# What is being asked
Every line below should be copied exactly; drop the pictures.

# Input data

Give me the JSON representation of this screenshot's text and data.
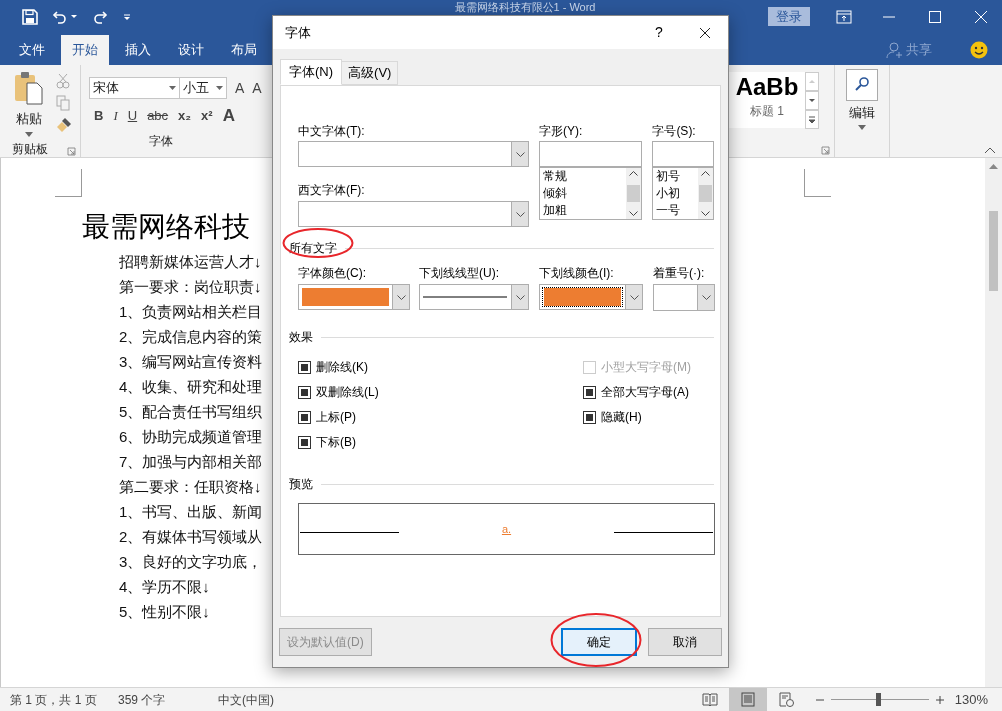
{
  "window": {
    "title": "最需网络科技有限公1 - Word",
    "signin": "登录",
    "share": "共享"
  },
  "tabs": [
    {
      "label": "文件",
      "selected": false
    },
    {
      "label": "开始",
      "selected": true
    },
    {
      "label": "插入",
      "selected": false
    },
    {
      "label": "设计",
      "selected": false
    },
    {
      "label": "布局",
      "selected": false
    }
  ],
  "ribbon": {
    "paste": "粘贴",
    "clipboard_label": "剪贴板",
    "font_name": "宋体",
    "font_size": "小五",
    "size_buttons": [
      "A",
      "A"
    ],
    "format_buttons": [
      "B",
      "I",
      "U",
      "abc",
      "x₂",
      "x²",
      "A"
    ],
    "font_label": "字体",
    "style_sample": "AaBb",
    "style_name": "标题 1",
    "editing_label": "编辑"
  },
  "document": {
    "title": "最需网络科技",
    "lines": [
      "招聘新媒体运营人才↓",
      "第一要求：岗位职责↓",
      "1、负责网站相关栏目",
      "2、完成信息内容的策",
      "3、编写网站宣传资料",
      "4、收集、研究和处理",
      "5、配合责任书写组织",
      "6、协助完成频道管理",
      "7、加强与内部相关部",
      "第二要求：任职资格↓",
      "1、书写、出版、新闻",
      "2、有媒体书写领域从",
      "3、良好的文字功底，",
      "4、学历不限↓",
      "5、性别不限↓"
    ]
  },
  "dialog": {
    "title": "字体",
    "help": "?",
    "tabs": [
      {
        "label": "字体(N)",
        "selected": true
      },
      {
        "label": "高级(V)",
        "selected": false
      }
    ],
    "chinese_font": {
      "label": "中文字体(T):"
    },
    "western_font": {
      "label": "西文字体(F):"
    },
    "font_style": {
      "label": "字形(Y):",
      "options": [
        {
          "label": "常规",
          "selected": false
        },
        {
          "label": "倾斜",
          "selected": false
        },
        {
          "label": "加粗",
          "selected": false
        }
      ]
    },
    "font_size": {
      "label": "字号(S):",
      "options": [
        {
          "label": "初号",
          "selected": false
        },
        {
          "label": "小初",
          "selected": false
        },
        {
          "label": "一号",
          "selected": false
        }
      ]
    },
    "all_text": {
      "title": "所有文字",
      "font_color": {
        "label": "字体颜色(C):",
        "color": "#ed7d31"
      },
      "underline_style": {
        "label": "下划线线型(U):",
        "kind": "single"
      },
      "underline_color": {
        "label": "下划线颜色(I):",
        "color": "#ed7d31",
        "focused": true
      },
      "emphasis": {
        "label": "着重号(·):"
      }
    },
    "effects": {
      "title": "效果",
      "left": [
        {
          "label": "删除线(K)",
          "checked": true,
          "disabled": false
        },
        {
          "label": "双删除线(L)",
          "checked": true,
          "disabled": false
        },
        {
          "label": "上标(P)",
          "checked": true,
          "disabled": false
        },
        {
          "label": "下标(B)",
          "checked": true,
          "disabled": false
        }
      ],
      "right": [
        {
          "label": "小型大写字母(M)",
          "checked": false,
          "disabled": true
        },
        {
          "label": "全部大写字母(A)",
          "checked": true,
          "disabled": false
        },
        {
          "label": "隐藏(H)",
          "checked": true,
          "disabled": false
        }
      ]
    },
    "preview": {
      "title": "预览",
      "text": "a."
    },
    "buttons": [
      {
        "label": "设为默认值(D)",
        "kind": "normal",
        "disabled": true
      },
      {
        "label": "确定",
        "kind": "default",
        "disabled": false
      },
      {
        "label": "取消",
        "kind": "normal",
        "disabled": false
      }
    ]
  },
  "status_bar": {
    "page": "第 1 页，共 1 页",
    "words": "359 个字",
    "language": "中文(中国)",
    "views": [
      {
        "kind": "read",
        "selected": false
      },
      {
        "kind": "print",
        "selected": true
      },
      {
        "kind": "web",
        "selected": false
      }
    ],
    "zoom": {
      "level": 0.48,
      "reading": "130%"
    }
  }
}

# Result of the exercise
Give me the JSON representation of this screenshot's text and data.
{
  "window": {
    "title": "最需网络科技有限公1 - Word",
    "signin": "登录",
    "share": "共享"
  },
  "tabs": [
    {
      "label": "文件",
      "selected": false
    },
    {
      "label": "开始",
      "selected": true
    },
    {
      "label": "插入",
      "selected": false
    },
    {
      "label": "设计",
      "selected": false
    },
    {
      "label": "布局",
      "selected": false
    }
  ],
  "ribbon": {
    "paste": "粘贴",
    "clipboard_label": "剪贴板",
    "font_name": "宋体",
    "font_size": "小五",
    "size_buttons": [
      "A",
      "A"
    ],
    "format_buttons": [
      "B",
      "I",
      "U",
      "abc",
      "x₂",
      "x²",
      "A"
    ],
    "font_label": "字体",
    "style_sample": "AaBb",
    "style_name": "标题 1",
    "editing_label": "编辑"
  },
  "document": {
    "title": "最需网络科技",
    "lines": [
      "招聘新媒体运营人才↓",
      "第一要求：岗位职责↓",
      "1、负责网站相关栏目",
      "2、完成信息内容的策",
      "3、编写网站宣传资料",
      "4、收集、研究和处理",
      "5、配合责任书写组织",
      "6、协助完成频道管理",
      "7、加强与内部相关部",
      "第二要求：任职资格↓",
      "1、书写、出版、新闻",
      "2、有媒体书写领域从",
      "3、良好的文字功底，",
      "4、学历不限↓",
      "5、性别不限↓"
    ]
  },
  "dialog": {
    "title": "字体",
    "help": "?",
    "tabs": [
      {
        "label": "字体(N)",
        "selected": true
      },
      {
        "label": "高级(V)",
        "selected": false
      }
    ],
    "chinese_font": {
      "label": "中文字体(T):"
    },
    "western_font": {
      "label": "西文字体(F):"
    },
    "font_style": {
      "label": "字形(Y):",
      "options": [
        {
          "label": "常规",
          "selected": false
        },
        {
          "label": "倾斜",
          "selected": false
        },
        {
          "label": "加粗",
          "selected": false
        }
      ]
    },
    "font_size": {
      "label": "字号(S):",
      "options": [
        {
          "label": "初号",
          "selected": false
        },
        {
          "label": "小初",
          "selected": false
        },
        {
          "label": "一号",
          "selected": false
        }
      ]
    },
    "all_text": {
      "title": "所有文字",
      "font_color": {
        "label": "字体颜色(C):",
        "color": "#ed7d31"
      },
      "underline_style": {
        "label": "下划线线型(U):",
        "kind": "single"
      },
      "underline_color": {
        "label": "下划线颜色(I):",
        "color": "#ed7d31",
        "focused": true
      },
      "emphasis": {
        "label": "着重号(·):"
      }
    },
    "effects": {
      "title": "效果",
      "left": [
        {
          "label": "删除线(K)",
          "checked": true,
          "disabled": false
        },
        {
          "label": "双删除线(L)",
          "checked": true,
          "disabled": false
        },
        {
          "label": "上标(P)",
          "checked": true,
          "disabled": false
        },
        {
          "label": "下标(B)",
          "checked": true,
          "disabled": false
        }
      ],
      "right": [
        {
          "label": "小型大写字母(M)",
          "checked": false,
          "disabled": true
        },
        {
          "label": "全部大写字母(A)",
          "checked": true,
          "disabled": false
        },
        {
          "label": "隐藏(H)",
          "checked": true,
          "disabled": false
        }
      ]
    },
    "preview": {
      "title": "预览",
      "text": "a."
    },
    "buttons": [
      {
        "label": "设为默认值(D)",
        "kind": "normal",
        "disabled": true
      },
      {
        "label": "确定",
        "kind": "default",
        "disabled": false
      },
      {
        "label": "取消",
        "kind": "normal",
        "disabled": false
      }
    ]
  },
  "status_bar": {
    "page": "第 1 页，共 1 页",
    "words": "359 个字",
    "language": "中文(中国)",
    "views": [
      {
        "kind": "read",
        "selected": false
      },
      {
        "kind": "print",
        "selected": true
      },
      {
        "kind": "web",
        "selected": false
      }
    ],
    "zoom": {
      "level": 0.48,
      "reading": "130%"
    }
  }
}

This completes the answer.